▼
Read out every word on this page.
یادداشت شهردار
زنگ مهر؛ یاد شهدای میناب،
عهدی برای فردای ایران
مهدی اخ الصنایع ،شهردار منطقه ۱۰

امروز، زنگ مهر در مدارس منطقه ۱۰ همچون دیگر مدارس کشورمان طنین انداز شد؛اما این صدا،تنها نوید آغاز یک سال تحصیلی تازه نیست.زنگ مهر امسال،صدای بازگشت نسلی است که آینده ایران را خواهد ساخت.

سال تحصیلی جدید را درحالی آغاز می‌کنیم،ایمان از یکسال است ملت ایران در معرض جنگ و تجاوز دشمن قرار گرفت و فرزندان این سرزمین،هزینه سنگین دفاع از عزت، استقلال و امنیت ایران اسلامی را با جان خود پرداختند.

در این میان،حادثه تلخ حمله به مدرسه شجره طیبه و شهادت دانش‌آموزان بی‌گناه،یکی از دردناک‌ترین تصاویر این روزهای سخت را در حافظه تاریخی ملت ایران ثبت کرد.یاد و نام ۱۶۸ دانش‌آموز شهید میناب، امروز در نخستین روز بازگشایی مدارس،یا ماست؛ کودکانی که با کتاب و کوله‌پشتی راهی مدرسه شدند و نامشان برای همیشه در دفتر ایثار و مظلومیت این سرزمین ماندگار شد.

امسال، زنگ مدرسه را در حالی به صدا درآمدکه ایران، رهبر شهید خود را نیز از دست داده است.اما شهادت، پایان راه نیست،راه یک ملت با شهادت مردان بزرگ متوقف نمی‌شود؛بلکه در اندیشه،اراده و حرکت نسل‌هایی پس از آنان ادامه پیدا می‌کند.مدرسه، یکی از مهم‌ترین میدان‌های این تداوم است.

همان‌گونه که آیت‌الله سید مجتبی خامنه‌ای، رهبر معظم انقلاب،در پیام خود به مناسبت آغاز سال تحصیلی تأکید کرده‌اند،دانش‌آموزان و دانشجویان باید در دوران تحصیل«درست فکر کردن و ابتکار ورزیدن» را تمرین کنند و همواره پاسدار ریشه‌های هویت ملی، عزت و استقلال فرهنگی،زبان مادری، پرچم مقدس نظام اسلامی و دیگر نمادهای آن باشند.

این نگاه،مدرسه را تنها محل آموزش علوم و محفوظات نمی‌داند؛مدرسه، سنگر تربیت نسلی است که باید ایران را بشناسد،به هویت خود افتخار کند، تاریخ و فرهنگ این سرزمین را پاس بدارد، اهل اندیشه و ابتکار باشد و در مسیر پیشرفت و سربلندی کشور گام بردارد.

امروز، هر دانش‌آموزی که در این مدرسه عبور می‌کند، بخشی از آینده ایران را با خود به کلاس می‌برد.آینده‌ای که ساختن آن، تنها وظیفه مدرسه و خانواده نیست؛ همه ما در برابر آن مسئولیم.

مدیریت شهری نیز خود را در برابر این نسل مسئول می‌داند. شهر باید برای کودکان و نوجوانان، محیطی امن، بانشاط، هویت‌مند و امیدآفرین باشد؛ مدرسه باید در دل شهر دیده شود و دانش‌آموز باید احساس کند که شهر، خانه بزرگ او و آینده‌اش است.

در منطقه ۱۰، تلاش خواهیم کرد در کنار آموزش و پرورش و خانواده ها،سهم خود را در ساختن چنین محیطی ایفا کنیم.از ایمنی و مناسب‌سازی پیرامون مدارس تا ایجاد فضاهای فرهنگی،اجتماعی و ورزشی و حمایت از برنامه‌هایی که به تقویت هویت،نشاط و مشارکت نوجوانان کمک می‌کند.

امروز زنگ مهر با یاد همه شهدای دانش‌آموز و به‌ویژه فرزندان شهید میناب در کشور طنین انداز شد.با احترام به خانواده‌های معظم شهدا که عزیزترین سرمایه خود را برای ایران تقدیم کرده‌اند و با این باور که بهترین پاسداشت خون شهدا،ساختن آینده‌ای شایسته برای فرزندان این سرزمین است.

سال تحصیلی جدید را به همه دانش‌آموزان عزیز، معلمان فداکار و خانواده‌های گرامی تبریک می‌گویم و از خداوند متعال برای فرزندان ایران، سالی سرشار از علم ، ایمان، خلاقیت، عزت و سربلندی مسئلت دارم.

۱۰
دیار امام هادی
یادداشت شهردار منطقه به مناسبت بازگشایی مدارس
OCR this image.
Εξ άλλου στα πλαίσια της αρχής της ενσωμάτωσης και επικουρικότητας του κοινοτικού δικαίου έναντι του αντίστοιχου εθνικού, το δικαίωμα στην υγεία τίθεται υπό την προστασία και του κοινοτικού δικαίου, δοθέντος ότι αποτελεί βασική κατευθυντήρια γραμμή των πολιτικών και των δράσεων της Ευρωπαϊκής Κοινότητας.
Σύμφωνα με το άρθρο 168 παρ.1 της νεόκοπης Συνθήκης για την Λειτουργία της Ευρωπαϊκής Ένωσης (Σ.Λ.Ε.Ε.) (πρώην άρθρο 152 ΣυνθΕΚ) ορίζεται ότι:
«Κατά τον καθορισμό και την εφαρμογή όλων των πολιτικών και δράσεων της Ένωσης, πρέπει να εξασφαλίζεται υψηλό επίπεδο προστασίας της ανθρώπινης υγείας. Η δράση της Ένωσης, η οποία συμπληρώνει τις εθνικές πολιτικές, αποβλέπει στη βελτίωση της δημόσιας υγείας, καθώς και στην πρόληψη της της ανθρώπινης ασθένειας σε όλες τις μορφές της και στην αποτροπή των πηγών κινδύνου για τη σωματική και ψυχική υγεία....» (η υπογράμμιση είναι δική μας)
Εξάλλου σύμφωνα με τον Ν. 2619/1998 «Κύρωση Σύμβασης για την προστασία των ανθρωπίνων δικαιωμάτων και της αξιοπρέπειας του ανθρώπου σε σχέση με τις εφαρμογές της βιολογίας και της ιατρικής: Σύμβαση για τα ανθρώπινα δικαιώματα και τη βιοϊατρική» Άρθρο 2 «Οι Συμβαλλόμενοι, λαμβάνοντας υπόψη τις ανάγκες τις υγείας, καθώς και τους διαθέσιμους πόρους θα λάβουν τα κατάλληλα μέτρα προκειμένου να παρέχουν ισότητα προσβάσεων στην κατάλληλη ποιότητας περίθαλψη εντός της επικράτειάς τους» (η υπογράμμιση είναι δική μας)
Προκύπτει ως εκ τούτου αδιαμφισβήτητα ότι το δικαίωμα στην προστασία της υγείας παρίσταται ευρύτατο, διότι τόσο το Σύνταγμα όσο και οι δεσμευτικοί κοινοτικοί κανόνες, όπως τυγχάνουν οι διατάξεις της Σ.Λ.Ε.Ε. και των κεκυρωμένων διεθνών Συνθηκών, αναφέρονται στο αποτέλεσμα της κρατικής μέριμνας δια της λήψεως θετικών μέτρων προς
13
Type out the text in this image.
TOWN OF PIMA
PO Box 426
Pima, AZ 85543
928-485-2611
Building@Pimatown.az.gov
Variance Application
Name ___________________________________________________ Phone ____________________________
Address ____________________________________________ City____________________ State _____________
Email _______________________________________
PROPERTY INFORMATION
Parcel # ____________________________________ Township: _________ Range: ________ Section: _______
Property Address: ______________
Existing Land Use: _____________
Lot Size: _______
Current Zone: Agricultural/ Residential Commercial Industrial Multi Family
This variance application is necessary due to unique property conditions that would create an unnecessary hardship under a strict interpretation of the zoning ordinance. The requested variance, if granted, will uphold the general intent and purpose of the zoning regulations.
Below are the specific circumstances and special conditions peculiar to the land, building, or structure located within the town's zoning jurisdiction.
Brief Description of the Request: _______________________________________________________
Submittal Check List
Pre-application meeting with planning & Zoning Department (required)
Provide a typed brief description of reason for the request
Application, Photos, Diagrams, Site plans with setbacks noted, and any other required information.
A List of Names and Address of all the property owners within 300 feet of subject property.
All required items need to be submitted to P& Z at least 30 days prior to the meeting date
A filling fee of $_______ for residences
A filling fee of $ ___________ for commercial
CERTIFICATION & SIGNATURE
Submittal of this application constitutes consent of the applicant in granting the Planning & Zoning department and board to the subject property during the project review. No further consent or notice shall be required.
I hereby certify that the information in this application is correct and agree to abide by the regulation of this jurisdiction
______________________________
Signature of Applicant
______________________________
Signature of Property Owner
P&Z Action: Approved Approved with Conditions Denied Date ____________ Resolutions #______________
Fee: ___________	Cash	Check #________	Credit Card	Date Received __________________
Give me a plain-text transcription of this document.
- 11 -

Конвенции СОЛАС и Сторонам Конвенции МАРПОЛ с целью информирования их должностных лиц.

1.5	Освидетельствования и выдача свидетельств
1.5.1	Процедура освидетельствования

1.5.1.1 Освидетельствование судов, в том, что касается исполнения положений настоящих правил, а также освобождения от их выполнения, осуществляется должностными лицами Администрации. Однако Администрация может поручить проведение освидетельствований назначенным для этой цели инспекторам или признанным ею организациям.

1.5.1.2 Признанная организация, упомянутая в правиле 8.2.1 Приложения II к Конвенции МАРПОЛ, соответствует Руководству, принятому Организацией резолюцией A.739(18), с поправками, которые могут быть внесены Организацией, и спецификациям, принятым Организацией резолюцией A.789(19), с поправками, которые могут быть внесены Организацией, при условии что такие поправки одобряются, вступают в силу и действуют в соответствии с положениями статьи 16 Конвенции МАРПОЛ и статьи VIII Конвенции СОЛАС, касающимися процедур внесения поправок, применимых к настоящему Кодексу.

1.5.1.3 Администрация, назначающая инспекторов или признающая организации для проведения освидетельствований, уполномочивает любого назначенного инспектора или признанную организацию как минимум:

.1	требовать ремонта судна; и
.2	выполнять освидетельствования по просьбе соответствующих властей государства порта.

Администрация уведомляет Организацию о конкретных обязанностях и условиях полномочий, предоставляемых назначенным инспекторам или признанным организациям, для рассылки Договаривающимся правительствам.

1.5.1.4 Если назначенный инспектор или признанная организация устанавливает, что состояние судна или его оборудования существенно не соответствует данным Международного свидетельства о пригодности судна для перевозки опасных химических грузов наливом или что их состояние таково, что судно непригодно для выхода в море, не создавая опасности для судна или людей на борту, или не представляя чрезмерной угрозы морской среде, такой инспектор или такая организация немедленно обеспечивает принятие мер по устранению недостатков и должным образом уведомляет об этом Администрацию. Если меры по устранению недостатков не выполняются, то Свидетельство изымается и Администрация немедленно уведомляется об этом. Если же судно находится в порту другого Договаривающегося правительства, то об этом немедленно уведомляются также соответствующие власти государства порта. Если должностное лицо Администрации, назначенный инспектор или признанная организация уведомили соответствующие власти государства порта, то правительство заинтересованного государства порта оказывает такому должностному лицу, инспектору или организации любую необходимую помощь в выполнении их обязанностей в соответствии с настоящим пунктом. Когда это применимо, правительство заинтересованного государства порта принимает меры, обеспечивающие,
▲
** Goal **
Look through the records and count each line that holds "باید". Write only the total.

** Answer **
3